Stated problem
Locate every line in the material below that contains the string "hello" and copy each one, treating uppercase and lowercase as different.

Records provided
##########

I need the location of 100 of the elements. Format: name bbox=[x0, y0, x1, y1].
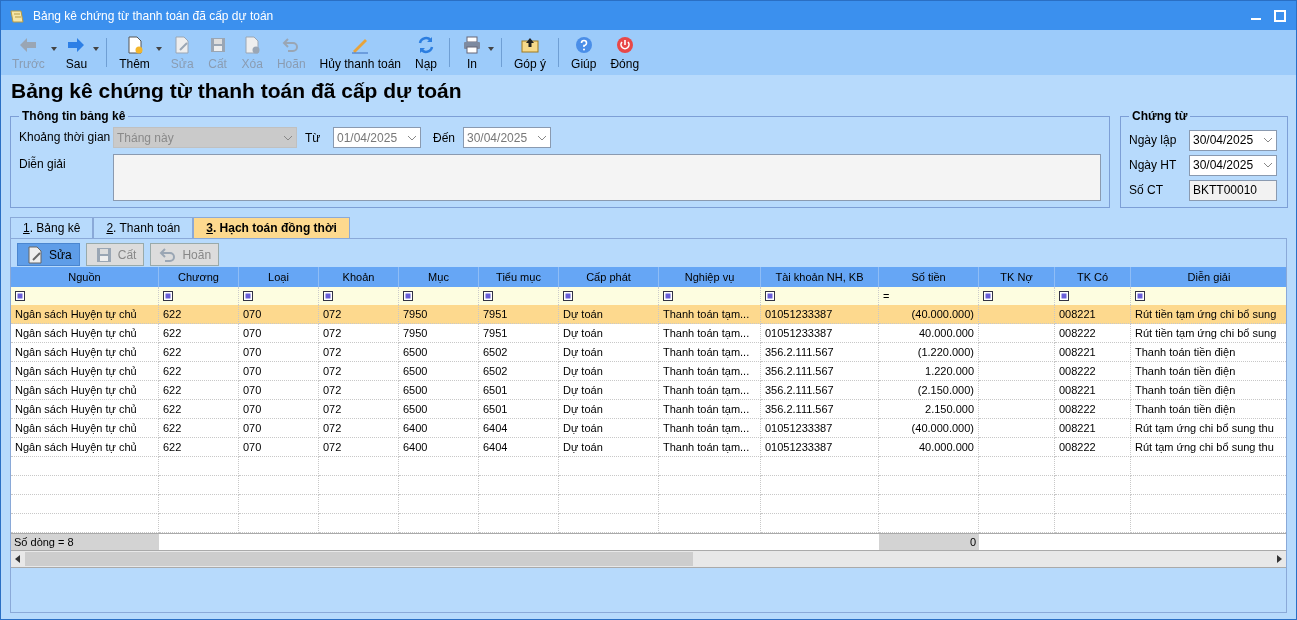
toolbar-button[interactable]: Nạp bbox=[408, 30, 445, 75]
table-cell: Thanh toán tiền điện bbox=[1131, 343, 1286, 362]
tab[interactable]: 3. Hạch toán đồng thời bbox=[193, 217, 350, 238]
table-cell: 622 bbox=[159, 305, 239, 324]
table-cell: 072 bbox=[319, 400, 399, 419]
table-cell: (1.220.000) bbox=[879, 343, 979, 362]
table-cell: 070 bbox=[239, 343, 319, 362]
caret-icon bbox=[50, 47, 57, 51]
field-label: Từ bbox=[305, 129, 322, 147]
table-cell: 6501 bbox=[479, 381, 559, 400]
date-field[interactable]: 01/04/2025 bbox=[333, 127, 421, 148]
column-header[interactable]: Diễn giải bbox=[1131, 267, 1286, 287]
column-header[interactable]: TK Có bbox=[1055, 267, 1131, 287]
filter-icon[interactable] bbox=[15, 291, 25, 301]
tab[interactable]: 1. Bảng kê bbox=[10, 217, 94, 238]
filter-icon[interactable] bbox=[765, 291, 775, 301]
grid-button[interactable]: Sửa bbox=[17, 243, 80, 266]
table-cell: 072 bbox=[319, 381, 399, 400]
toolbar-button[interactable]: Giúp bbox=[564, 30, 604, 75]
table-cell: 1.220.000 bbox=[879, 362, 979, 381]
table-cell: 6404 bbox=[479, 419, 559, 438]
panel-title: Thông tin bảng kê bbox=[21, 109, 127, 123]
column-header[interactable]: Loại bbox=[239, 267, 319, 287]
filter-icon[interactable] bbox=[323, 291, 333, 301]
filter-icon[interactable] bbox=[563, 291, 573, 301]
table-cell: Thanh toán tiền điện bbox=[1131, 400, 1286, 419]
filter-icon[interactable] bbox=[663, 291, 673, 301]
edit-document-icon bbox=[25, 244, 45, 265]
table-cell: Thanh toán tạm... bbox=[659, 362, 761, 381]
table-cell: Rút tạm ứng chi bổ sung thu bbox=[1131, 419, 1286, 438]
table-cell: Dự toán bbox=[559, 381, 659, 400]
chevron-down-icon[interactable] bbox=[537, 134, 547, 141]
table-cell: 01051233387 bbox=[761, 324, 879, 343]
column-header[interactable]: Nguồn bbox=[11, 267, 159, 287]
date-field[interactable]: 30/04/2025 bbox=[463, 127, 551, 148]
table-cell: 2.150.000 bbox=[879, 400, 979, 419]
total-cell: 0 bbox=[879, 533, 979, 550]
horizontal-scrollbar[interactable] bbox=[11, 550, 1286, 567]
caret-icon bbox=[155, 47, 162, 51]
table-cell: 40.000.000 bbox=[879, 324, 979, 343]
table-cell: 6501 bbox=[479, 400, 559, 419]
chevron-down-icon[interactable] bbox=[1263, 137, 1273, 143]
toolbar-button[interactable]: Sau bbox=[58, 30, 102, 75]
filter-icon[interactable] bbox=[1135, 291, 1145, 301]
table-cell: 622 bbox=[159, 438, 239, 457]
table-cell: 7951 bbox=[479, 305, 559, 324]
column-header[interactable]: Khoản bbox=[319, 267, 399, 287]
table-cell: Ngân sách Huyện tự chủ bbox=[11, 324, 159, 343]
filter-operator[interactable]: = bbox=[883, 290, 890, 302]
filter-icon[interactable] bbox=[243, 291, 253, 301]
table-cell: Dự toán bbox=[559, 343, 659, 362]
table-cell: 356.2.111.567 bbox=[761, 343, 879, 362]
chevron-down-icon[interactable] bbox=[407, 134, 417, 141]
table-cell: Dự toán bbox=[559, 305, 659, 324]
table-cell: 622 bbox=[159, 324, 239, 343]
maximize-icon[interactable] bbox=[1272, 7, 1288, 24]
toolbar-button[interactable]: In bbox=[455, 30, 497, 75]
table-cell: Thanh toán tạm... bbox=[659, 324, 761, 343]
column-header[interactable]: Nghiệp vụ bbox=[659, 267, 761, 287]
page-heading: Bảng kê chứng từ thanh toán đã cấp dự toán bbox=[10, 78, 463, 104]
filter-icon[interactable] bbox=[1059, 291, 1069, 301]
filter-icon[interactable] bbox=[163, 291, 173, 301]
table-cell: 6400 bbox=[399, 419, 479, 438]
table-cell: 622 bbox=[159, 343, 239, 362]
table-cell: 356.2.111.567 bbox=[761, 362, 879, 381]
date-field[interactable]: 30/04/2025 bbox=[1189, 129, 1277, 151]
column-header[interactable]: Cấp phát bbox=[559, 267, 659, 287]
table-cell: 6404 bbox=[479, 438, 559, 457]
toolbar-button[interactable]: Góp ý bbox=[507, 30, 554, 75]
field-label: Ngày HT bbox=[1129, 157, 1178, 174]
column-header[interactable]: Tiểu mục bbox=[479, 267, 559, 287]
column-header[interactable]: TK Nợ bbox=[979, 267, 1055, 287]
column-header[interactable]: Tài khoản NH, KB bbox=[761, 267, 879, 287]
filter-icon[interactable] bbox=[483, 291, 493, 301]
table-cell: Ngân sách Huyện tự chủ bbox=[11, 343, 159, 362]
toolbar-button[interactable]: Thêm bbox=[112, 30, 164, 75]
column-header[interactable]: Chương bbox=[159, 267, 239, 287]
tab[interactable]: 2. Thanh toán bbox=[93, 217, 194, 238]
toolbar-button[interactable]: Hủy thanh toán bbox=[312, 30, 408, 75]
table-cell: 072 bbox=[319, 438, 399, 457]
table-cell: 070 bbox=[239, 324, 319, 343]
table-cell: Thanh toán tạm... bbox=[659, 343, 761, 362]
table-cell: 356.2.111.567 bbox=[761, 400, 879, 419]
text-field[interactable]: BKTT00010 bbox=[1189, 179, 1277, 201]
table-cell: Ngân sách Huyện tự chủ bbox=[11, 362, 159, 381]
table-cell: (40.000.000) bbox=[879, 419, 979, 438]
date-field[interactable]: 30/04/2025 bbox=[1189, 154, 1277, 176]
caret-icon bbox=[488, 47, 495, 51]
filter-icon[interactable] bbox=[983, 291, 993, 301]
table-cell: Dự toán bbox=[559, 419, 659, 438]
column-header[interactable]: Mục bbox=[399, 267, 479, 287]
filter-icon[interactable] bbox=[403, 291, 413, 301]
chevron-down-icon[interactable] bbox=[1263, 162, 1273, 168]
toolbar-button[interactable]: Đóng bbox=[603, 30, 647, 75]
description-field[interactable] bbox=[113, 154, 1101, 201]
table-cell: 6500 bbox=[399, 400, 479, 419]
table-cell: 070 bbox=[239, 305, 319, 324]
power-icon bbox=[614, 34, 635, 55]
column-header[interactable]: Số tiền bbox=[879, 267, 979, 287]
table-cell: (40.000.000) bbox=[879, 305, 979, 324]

##########

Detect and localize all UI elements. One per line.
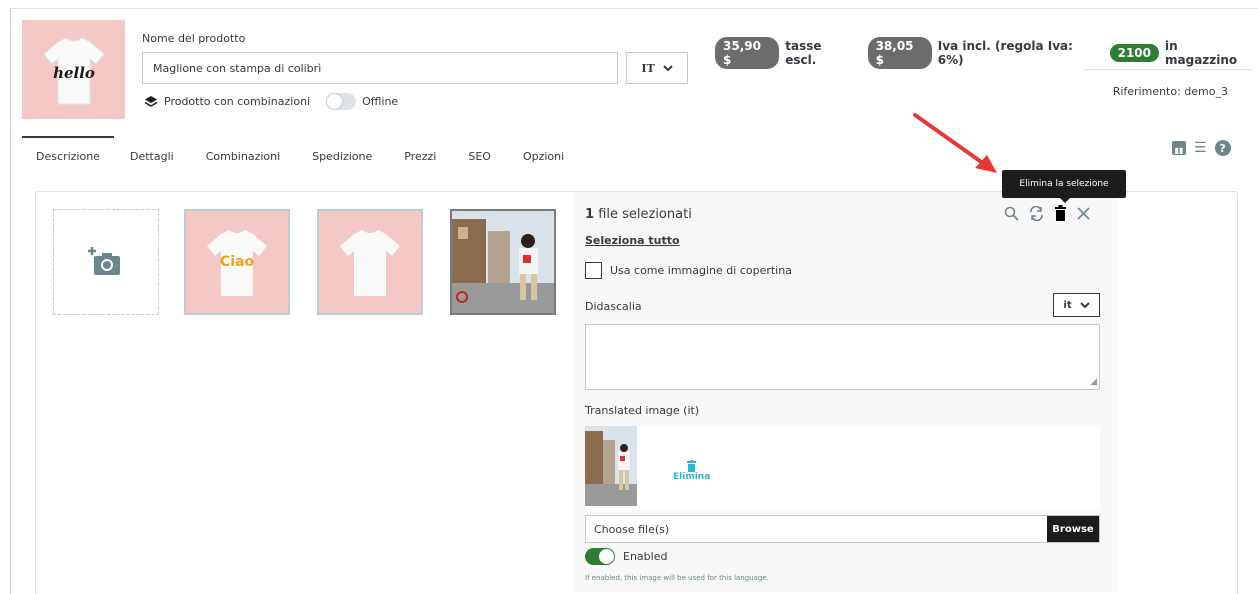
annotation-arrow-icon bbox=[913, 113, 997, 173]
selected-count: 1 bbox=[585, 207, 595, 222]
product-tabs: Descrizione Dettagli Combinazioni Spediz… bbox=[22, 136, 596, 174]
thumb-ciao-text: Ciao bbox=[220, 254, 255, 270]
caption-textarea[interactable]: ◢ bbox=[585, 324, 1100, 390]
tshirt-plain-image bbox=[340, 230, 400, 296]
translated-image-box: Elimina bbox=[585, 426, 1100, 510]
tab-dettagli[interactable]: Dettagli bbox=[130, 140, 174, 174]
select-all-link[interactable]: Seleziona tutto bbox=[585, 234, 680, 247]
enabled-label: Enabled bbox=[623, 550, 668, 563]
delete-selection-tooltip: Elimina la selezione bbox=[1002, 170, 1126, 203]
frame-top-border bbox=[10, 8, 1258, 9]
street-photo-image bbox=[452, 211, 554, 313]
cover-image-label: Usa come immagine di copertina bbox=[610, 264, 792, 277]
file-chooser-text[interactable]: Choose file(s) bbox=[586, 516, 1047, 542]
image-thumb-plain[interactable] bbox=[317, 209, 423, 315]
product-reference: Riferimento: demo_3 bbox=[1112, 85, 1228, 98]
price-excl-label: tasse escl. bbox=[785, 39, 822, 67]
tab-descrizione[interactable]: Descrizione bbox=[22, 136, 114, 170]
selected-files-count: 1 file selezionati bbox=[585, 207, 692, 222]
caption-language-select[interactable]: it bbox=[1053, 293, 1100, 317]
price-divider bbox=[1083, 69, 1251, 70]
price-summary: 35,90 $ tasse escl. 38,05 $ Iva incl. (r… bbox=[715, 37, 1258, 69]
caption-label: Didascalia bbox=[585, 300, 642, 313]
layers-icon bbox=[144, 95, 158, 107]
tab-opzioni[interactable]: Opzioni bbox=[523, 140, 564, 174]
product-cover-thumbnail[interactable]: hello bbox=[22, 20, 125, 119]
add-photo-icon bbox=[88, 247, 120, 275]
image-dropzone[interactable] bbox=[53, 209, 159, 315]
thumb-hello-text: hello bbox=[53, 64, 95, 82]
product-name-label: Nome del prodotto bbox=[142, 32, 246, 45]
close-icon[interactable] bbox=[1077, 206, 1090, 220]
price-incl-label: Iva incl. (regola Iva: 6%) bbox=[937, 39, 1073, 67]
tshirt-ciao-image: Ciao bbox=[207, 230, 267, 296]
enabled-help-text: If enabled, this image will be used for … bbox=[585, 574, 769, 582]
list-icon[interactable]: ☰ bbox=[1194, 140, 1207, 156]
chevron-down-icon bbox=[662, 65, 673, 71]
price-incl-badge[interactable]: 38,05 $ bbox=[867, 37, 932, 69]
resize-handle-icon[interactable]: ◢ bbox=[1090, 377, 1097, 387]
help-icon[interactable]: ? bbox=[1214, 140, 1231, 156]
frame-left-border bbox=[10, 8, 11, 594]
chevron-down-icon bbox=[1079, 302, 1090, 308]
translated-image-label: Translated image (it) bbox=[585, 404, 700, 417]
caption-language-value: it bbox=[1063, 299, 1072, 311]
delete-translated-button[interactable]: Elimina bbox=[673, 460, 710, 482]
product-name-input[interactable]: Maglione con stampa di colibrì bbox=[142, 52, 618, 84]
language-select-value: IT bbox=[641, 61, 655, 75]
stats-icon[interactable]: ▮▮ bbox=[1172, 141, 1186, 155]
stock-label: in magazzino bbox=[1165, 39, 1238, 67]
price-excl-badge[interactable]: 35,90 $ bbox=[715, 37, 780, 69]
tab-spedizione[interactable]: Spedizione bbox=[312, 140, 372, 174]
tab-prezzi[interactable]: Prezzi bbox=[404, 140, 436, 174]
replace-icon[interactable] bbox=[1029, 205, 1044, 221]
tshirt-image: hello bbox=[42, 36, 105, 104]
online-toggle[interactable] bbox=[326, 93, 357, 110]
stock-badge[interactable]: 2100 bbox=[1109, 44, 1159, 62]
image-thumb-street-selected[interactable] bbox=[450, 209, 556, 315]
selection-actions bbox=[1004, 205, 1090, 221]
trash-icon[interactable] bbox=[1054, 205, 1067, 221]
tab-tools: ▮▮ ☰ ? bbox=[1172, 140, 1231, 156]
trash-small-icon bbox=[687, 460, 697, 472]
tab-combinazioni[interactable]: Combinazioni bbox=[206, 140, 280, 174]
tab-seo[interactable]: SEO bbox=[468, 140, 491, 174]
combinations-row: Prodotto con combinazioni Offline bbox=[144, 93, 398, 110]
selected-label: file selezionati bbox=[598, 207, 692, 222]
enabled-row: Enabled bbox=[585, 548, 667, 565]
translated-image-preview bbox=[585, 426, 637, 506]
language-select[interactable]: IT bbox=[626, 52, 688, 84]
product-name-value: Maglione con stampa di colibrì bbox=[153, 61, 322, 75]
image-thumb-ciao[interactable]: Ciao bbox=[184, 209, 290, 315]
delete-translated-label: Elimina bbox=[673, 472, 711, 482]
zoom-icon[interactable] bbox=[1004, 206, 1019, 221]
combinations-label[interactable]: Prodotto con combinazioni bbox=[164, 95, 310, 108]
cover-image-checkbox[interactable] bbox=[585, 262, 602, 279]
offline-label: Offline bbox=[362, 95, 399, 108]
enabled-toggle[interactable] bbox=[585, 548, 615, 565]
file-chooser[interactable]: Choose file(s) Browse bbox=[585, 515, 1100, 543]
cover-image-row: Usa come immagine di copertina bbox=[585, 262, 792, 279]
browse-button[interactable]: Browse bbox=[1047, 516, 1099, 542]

##########

Exercise output
product-cover-thumbnail[interactable]: hello bbox=[22, 20, 125, 119]
thumb-hello-text: hello bbox=[53, 64, 95, 82]
tshirt-image: hello bbox=[42, 36, 105, 104]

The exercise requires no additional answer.